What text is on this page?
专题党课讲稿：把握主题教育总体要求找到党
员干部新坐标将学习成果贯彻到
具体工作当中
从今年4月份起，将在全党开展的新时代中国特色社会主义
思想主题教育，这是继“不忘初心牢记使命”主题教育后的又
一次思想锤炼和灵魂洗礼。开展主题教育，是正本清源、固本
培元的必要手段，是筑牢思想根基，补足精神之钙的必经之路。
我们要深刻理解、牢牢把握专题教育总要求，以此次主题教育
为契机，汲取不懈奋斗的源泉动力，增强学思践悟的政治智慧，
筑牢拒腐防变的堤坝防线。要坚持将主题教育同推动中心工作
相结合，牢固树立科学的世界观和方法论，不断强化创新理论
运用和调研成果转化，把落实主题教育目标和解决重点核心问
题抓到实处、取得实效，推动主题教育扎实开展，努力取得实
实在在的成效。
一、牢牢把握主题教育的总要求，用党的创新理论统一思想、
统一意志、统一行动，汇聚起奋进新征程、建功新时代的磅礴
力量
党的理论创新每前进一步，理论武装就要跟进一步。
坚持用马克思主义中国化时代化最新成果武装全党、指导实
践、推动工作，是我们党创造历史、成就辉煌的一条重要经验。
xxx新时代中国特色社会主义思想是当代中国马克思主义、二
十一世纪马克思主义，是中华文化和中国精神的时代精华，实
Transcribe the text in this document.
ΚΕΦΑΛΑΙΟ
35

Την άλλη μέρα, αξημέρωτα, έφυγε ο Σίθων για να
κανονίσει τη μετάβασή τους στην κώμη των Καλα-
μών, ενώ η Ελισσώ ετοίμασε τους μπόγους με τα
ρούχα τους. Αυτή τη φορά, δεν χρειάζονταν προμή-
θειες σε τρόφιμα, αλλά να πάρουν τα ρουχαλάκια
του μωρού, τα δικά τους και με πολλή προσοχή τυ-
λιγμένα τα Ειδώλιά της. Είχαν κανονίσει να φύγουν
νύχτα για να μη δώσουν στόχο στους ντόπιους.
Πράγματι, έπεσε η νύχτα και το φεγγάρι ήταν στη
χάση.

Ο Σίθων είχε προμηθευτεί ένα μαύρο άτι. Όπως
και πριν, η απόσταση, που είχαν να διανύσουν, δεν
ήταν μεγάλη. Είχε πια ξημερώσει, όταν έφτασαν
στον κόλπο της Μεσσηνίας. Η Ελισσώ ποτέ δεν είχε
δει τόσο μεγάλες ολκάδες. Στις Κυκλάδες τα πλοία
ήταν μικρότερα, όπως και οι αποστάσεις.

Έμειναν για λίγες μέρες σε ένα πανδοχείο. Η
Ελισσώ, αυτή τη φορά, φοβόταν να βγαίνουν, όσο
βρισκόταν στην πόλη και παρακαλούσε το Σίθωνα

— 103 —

++++

> Task
Write out every entry again, keeping each line exactly the same.

> Complete response
What text is on this page?
专题党课讲稿：把握主题教育总体要求找到党
员干部新坐标将学习成果贯彻到
具体工作当中
从今年4月份起，将在全党开展的新时代中国特色社会主义
思想主题教育，这是继“不忘初心牢记使命”主题教育后的又
一次思想锤炼和灵魂洗礼。开展主题教育，是正本清源、固本
培元的必要手段，是筑牢思想根基，补足精神之钙的必经之路。
我们要深刻理解、牢牢把握专题教育总要求，以此次主题教育
为契机，汲取不懈奋斗的源泉动力，增强学思践悟的政治智慧，
筑牢拒腐防变的堤坝防线。要坚持将主题教育同推动中心工作
相结合，牢固树立科学的世界观和方法论，不断强化创新理论
运用和调研成果转化，把落实主题教育目标和解决重点核心问
题抓到实处、取得实效，推动主题教育扎实开展，努力取得实
实在在的成效。
一、牢牢把握主题教育的总要求，用党的创新理论统一思想、
统一意志、统一行动，汇聚起奋进新征程、建功新时代的磅礴
力量
党的理论创新每前进一步，理论武装就要跟进一步。
坚持用马克思主义中国化时代化最新成果武装全党、指导实
践、推动工作，是我们党创造历史、成就辉煌的一条重要经验。
xxx新时代中国特色社会主义思想是当代中国马克思主义、二
十一世纪马克思主义，是中华文化和中国精神的时代精华，实
Transcribe the text in this document.
ΚΕΦΑΛΑΙΟ
35

Την άλλη μέρα, αξημέρωτα, έφυγε ο Σίθων για να
κανονίσει τη μετάβασή τους στην κώμη των Καλα-
μών, ενώ η Ελισσώ ετοίμασε τους μπόγους με τα
ρούχα τους. Αυτή τη φορά, δεν χρειάζονταν προμή-
θειες σε τρόφιμα, αλλά να πάρουν τα ρουχαλάκια
του μωρού, τα δικά τους και με πολλή προσοχή τυ-
λιγμένα τα Ειδώλιά της. Είχαν κανονίσει να φύγουν
νύχτα για να μη δώσουν στόχο στους ντόπιους.
Πράγματι, έπεσε η νύχτα και το φεγγάρι ήταν στη
χάση.

Ο Σίθων είχε προμηθευτεί ένα μαύρο άτι. Όπως
και πριν, η απόσταση, που είχαν να διανύσουν, δεν
ήταν μεγάλη. Είχε πια ξημερώσει, όταν έφτασαν
στον κόλπο της Μεσσηνίας. Η Ελισσώ ποτέ δεν είχε
δει τόσο μεγάλες ολκάδες. Στις Κυκλάδες τα πλοία
ήταν μικρότερα, όπως και οι αποστάσεις.

Έμειναν για λίγες μέρες σε ένα πανδοχείο. Η
Ελισσώ, αυτή τη φορά, φοβόταν να βγαίνουν, όσο
βρισκόταν στην πόλη και παρακαλούσε το Σίθωνα

— 103 —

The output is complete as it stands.